Brief - Print, exactly and completely, every entry in the data.

Supplied material -

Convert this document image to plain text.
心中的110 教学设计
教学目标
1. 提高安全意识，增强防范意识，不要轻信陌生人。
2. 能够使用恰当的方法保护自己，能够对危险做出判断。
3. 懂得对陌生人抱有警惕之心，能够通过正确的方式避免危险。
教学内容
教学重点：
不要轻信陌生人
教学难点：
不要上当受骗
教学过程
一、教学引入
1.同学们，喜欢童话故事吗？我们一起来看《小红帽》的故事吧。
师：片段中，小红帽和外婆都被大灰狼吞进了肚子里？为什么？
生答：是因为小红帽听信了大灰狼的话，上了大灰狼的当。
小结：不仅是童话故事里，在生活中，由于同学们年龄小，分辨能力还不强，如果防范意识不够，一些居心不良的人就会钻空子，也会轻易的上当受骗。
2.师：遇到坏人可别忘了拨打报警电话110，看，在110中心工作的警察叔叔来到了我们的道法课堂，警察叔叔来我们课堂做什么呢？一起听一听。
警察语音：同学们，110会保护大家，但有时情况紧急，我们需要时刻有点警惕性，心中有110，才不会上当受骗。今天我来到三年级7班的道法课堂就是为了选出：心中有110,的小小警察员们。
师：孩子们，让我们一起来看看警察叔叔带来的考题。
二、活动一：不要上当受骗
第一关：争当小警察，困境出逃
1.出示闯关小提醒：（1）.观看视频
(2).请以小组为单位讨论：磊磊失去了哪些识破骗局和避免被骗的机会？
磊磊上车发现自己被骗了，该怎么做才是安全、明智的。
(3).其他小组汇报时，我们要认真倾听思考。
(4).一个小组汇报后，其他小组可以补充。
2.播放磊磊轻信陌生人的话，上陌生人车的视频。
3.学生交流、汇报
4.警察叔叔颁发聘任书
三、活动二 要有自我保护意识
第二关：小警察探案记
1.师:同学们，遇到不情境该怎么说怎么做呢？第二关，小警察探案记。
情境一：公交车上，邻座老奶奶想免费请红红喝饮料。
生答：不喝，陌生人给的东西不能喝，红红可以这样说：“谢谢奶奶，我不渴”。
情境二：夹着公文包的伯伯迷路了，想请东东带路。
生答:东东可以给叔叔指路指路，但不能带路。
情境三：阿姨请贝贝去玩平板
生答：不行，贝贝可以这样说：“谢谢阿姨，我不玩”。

Written reply -
Convert this document image to plain text.
心中的110 教学设计
教学目标
1. 提高安全意识，增强防范意识，不要轻信陌生人。
2. 能够使用恰当的方法保护自己，能够对危险做出判断。
3. 懂得对陌生人抱有警惕之心，能够通过正确的方式避免危险。
教学内容
教学重点：
不要轻信陌生人
教学难点：
不要上当受骗
教学过程
一、教学引入
1.同学们，喜欢童话故事吗？我们一起来看《小红帽》的故事吧。
师：片段中，小红帽和外婆都被大灰狼吞进了肚子里？为什么？
生答：是因为小红帽听信了大灰狼的话，上了大灰狼的当。
小结：不仅是童话故事里，在生活中，由于同学们年龄小，分辨能力还不强，如果防范意识不够，一些居心不良的人就会钻空子，也会轻易的上当受骗。
2.师：遇到坏人可别忘了拨打报警电话110，看，在110中心工作的警察叔叔来到了我们的道法课堂，警察叔叔来我们课堂做什么呢？一起听一听。
警察语音：同学们，110会保护大家，但有时情况紧急，我们需要时刻有点警惕性，心中有110，才不会上当受骗。今天我来到三年级7班的道法课堂就是为了选出：心中有110,的小小警察员们。
师：孩子们，让我们一起来看看警察叔叔带来的考题。
二、活动一：不要上当受骗
第一关：争当小警察，困境出逃
1.出示闯关小提醒：（1）.观看视频
(2).请以小组为单位讨论：磊磊失去了哪些识破骗局和避免被骗的机会？
磊磊上车发现自己被骗了，该怎么做才是安全、明智的。
(3).其他小组汇报时，我们要认真倾听思考。
(4).一个小组汇报后，其他小组可以补充。
2.播放磊磊轻信陌生人的话，上陌生人车的视频。
3.学生交流、汇报
4.警察叔叔颁发聘任书
三、活动二 要有自我保护意识
第二关：小警察探案记
1.师:同学们，遇到不情境该怎么说怎么做呢？第二关，小警察探案记。
情境一：公交车上，邻座老奶奶想免费请红红喝饮料。
生答：不喝，陌生人给的东西不能喝，红红可以这样说：“谢谢奶奶，我不渴”。
情境二：夹着公文包的伯伯迷路了，想请东东带路。
生答:东东可以给叔叔指路指路，但不能带路。
情境三：阿姨请贝贝去玩平板
生答：不行，贝贝可以这样说：“谢谢阿姨，我不玩”。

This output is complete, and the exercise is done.